Goal - Where a line of the listing below includes the word "troškova", reproduce that line.

"""

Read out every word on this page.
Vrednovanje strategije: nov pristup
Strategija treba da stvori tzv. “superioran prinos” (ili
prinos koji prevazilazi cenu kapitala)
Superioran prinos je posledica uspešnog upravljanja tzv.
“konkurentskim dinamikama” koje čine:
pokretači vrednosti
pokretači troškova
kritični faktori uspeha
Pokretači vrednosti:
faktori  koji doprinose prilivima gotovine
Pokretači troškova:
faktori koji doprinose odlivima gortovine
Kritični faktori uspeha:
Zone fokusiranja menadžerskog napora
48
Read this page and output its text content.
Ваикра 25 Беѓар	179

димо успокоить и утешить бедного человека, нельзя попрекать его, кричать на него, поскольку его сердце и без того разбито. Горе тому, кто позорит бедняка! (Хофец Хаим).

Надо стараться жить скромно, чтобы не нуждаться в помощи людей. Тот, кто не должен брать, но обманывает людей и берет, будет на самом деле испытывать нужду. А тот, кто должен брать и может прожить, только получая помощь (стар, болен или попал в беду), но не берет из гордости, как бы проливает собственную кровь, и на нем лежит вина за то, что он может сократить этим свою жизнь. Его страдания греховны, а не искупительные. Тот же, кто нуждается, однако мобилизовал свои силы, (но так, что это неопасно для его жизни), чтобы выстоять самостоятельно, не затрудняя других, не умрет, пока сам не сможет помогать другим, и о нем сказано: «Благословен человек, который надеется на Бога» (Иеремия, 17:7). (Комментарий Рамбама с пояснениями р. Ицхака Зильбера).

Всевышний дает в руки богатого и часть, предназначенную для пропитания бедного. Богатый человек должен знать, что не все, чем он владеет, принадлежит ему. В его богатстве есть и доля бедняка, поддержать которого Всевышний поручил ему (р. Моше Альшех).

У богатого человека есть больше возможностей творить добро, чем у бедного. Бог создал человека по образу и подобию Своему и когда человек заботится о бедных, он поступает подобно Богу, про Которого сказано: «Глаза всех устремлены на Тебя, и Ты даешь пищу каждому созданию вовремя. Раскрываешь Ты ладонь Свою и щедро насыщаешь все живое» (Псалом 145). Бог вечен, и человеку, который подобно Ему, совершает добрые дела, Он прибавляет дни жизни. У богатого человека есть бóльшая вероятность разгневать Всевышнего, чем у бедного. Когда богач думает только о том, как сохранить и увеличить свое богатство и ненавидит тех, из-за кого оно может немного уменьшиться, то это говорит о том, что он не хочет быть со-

"""

Answer for this exercise -
pokretači troškova
Pokretači troškova:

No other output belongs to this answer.